• _Aim of the task_
Retype the records below exactly as they appear, but leave out any pictures.
'''
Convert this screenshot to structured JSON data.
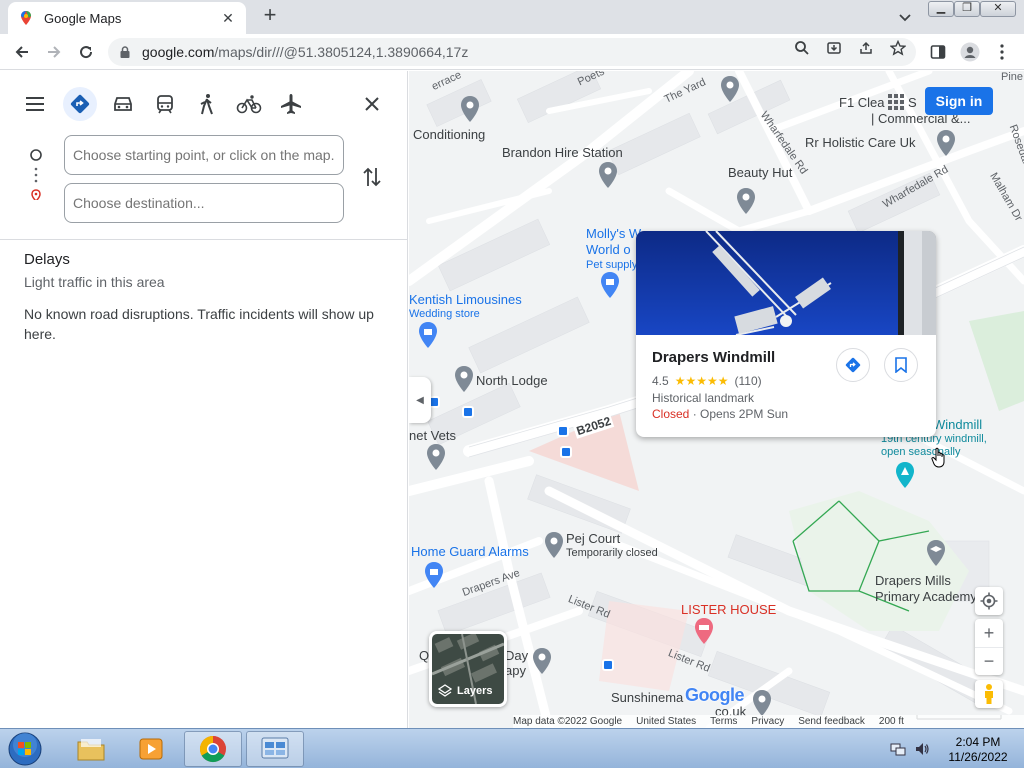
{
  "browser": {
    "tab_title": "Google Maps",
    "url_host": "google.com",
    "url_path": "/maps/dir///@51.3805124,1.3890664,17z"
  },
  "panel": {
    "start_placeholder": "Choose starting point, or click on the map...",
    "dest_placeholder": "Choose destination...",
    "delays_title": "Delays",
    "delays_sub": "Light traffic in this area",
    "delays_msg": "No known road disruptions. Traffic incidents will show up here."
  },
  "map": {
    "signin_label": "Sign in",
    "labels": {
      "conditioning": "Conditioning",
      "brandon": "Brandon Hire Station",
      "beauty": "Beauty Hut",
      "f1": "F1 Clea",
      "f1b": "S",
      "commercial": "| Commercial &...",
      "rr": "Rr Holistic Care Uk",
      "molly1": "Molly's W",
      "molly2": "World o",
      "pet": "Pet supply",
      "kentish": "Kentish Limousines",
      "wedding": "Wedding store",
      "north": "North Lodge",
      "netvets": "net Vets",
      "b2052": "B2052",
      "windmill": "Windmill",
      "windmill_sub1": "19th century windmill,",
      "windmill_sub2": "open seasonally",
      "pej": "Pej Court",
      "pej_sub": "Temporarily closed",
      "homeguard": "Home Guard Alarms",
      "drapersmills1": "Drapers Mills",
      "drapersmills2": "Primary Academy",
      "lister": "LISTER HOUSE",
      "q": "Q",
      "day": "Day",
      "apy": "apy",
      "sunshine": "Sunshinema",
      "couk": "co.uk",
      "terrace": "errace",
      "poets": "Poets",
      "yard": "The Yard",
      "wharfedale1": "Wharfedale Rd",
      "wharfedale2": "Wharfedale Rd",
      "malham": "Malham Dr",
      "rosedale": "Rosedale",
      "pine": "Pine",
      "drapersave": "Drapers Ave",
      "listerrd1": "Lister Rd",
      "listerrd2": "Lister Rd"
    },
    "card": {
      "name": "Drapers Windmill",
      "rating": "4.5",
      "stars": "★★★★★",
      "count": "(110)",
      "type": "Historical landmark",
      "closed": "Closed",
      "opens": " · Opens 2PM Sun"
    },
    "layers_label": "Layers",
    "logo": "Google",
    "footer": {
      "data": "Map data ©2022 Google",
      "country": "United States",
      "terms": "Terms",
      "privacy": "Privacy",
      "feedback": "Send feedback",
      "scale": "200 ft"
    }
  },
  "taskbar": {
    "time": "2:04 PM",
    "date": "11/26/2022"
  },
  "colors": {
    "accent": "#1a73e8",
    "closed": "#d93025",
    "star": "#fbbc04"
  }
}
'''
• _Task output_
Convert this screenshot to structured JSON data.
{
  "browser": {
    "tab_title": "Google Maps",
    "url_host": "google.com",
    "url_path": "/maps/dir///@51.3805124,1.3890664,17z"
  },
  "panel": {
    "start_placeholder": "Choose starting point, or click on the map...",
    "dest_placeholder": "Choose destination...",
    "delays_title": "Delays",
    "delays_sub": "Light traffic in this area",
    "delays_msg": "No known road disruptions. Traffic incidents will show up here."
  },
  "map": {
    "signin_label": "Sign in",
    "labels": {
      "conditioning": "Conditioning",
      "brandon": "Brandon Hire Station",
      "beauty": "Beauty Hut",
      "f1": "F1 Clea",
      "f1b": "S",
      "commercial": "| Commercial &...",
      "rr": "Rr Holistic Care Uk",
      "molly1": "Molly's W",
      "molly2": "World o",
      "pet": "Pet supply",
      "kentish": "Kentish Limousines",
      "wedding": "Wedding store",
      "north": "North Lodge",
      "netvets": "net Vets",
      "b2052": "B2052",
      "windmill": "Windmill",
      "windmill_sub1": "19th century windmill,",
      "windmill_sub2": "open seasonally",
      "pej": "Pej Court",
      "pej_sub": "Temporarily closed",
      "homeguard": "Home Guard Alarms",
      "drapersmills1": "Drapers Mills",
      "drapersmills2": "Primary Academy",
      "lister": "LISTER HOUSE",
      "q": "Q",
      "day": "Day",
      "apy": "apy",
      "sunshine": "Sunshinema",
      "couk": "co.uk",
      "terrace": "errace",
      "poets": "Poets",
      "yard": "The Yard",
      "wharfedale1": "Wharfedale Rd",
      "wharfedale2": "Wharfedale Rd",
      "malham": "Malham Dr",
      "rosedale": "Rosedale",
      "pine": "Pine",
      "drapersave": "Drapers Ave",
      "listerrd1": "Lister Rd",
      "listerrd2": "Lister Rd"
    },
    "card": {
      "name": "Drapers Windmill",
      "rating": "4.5",
      "stars": "★★★★★",
      "count": "(110)",
      "type": "Historical landmark",
      "closed": "Closed",
      "opens": " · Opens 2PM Sun"
    },
    "layers_label": "Layers",
    "logo": "Google",
    "footer": {
      "data": "Map data ©2022 Google",
      "country": "United States",
      "terms": "Terms",
      "privacy": "Privacy",
      "feedback": "Send feedback",
      "scale": "200 ft"
    }
  },
  "taskbar": {
    "time": "2:04 PM",
    "date": "11/26/2022"
  },
  "colors": {
    "accent": "#1a73e8",
    "closed": "#d93025",
    "star": "#fbbc04"
  }
}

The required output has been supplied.